Exercise description: Return each line of the records holding the string "JSON".

Records provided:

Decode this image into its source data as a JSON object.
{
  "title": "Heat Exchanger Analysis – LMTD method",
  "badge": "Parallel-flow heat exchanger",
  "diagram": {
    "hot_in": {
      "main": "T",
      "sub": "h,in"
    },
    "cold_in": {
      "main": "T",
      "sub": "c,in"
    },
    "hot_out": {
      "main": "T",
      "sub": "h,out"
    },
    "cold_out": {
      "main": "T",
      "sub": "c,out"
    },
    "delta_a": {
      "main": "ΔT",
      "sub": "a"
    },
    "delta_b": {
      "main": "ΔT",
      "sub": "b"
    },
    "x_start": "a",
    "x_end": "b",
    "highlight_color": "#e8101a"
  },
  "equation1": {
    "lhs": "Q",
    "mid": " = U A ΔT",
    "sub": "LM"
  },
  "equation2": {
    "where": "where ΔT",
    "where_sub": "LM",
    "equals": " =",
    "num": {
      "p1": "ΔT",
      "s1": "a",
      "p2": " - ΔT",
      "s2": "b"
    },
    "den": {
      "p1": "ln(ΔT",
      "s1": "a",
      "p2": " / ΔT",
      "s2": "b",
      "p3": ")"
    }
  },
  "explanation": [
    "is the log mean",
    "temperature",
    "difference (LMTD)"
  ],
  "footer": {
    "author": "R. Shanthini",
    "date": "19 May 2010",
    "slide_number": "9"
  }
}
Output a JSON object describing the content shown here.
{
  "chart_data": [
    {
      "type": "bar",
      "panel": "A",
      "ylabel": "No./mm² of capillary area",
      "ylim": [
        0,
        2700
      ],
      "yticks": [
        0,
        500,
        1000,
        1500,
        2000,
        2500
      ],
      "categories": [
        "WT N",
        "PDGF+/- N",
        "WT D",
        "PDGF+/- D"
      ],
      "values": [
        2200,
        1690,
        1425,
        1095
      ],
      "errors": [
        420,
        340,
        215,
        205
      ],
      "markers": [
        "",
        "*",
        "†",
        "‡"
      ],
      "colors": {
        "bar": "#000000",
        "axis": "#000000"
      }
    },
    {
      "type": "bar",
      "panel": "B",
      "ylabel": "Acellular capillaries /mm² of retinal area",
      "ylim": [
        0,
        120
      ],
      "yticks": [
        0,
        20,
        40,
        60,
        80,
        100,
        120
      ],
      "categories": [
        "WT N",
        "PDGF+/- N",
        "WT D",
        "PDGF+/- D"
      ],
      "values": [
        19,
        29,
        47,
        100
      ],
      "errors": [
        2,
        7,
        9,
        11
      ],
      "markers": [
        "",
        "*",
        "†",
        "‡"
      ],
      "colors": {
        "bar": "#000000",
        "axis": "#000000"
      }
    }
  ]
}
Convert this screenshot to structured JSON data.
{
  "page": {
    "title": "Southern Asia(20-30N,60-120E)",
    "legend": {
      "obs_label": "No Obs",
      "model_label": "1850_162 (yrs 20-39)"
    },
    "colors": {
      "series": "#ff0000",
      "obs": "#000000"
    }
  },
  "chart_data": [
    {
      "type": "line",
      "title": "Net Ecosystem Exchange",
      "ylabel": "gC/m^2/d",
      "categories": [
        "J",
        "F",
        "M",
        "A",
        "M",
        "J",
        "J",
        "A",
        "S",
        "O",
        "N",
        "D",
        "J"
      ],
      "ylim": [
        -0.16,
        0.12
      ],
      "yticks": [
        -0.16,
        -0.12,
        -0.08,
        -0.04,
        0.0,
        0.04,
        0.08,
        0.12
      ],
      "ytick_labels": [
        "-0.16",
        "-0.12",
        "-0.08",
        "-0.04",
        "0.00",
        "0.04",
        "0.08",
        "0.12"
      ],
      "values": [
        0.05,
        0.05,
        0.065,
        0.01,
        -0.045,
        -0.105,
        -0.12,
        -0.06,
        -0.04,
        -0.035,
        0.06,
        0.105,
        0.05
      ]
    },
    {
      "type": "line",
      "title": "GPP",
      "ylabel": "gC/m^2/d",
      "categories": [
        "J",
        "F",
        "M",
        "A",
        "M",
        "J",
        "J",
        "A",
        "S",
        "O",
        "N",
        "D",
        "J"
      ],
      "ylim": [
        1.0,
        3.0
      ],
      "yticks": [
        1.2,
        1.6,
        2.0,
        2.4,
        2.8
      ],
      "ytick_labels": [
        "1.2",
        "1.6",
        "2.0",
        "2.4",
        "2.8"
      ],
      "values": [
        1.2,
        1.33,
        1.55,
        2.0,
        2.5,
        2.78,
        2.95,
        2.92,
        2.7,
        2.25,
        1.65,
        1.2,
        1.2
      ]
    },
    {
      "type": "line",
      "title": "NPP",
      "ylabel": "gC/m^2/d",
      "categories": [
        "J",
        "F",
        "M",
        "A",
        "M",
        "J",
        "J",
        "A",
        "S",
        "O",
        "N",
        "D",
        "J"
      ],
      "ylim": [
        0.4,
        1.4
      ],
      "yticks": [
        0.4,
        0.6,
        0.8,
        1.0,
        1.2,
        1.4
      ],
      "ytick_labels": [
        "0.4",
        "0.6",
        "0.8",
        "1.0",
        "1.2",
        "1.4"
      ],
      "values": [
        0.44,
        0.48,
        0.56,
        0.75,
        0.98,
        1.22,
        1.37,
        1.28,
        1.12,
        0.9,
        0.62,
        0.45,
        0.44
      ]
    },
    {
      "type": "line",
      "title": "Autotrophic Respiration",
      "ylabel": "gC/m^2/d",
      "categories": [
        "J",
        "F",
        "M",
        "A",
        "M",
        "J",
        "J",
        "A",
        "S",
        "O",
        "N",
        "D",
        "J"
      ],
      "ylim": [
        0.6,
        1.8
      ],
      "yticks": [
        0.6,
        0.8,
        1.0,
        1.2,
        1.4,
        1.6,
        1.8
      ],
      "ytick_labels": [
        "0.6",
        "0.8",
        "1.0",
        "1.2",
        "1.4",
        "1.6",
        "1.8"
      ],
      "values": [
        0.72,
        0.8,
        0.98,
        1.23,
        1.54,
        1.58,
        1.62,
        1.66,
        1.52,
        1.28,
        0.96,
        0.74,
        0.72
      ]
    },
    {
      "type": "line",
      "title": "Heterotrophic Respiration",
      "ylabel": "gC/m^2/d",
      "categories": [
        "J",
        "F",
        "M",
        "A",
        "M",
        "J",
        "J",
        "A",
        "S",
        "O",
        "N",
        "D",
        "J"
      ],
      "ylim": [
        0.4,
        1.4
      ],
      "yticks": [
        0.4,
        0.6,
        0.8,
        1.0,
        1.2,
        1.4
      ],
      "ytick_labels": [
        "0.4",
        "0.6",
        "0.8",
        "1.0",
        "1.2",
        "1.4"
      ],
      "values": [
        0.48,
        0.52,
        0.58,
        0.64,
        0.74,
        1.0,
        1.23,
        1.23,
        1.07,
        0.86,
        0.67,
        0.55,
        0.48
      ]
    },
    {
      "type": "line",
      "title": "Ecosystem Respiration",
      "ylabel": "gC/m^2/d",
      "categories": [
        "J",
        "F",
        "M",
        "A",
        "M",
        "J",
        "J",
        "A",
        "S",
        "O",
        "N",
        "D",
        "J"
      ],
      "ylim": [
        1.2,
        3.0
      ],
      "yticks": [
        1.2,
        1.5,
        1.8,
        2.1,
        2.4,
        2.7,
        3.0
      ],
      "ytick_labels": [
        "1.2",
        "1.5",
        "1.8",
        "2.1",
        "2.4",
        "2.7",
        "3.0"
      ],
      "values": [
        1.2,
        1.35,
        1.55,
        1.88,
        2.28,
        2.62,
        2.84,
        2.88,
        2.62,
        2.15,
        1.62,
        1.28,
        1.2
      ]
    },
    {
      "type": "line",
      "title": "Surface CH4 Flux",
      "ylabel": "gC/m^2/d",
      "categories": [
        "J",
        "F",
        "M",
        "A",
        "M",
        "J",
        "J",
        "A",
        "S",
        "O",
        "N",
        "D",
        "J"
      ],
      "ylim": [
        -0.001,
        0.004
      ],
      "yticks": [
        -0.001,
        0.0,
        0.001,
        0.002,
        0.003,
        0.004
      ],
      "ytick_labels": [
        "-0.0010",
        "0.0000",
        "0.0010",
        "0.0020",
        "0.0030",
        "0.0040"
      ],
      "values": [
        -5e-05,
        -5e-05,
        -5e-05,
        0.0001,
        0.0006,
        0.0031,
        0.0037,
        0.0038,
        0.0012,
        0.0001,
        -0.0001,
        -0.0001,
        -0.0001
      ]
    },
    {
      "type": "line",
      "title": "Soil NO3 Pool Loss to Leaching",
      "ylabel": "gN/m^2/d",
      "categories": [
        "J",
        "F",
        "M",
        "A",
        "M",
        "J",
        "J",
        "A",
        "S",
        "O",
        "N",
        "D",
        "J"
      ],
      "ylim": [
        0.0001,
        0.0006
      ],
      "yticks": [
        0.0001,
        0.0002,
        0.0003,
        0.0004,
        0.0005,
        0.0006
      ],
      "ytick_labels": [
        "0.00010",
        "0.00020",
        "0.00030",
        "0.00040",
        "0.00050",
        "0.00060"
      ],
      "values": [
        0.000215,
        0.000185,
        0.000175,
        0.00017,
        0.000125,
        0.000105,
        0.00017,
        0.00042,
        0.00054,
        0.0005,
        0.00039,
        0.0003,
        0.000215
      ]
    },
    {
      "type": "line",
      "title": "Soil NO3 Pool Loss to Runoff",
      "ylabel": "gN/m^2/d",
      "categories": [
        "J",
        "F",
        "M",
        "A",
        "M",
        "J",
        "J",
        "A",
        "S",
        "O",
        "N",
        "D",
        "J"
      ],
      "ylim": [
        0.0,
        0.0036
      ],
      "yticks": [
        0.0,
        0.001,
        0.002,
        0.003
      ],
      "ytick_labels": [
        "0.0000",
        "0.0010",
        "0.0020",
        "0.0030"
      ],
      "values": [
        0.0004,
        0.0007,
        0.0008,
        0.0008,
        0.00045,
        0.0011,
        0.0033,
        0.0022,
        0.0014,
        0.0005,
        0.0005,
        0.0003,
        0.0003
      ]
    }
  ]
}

Answer in full:
Decode this image into its source data as a JSON object.
Output a JSON object describing the content shown here.
Convert this screenshot to structured JSON data.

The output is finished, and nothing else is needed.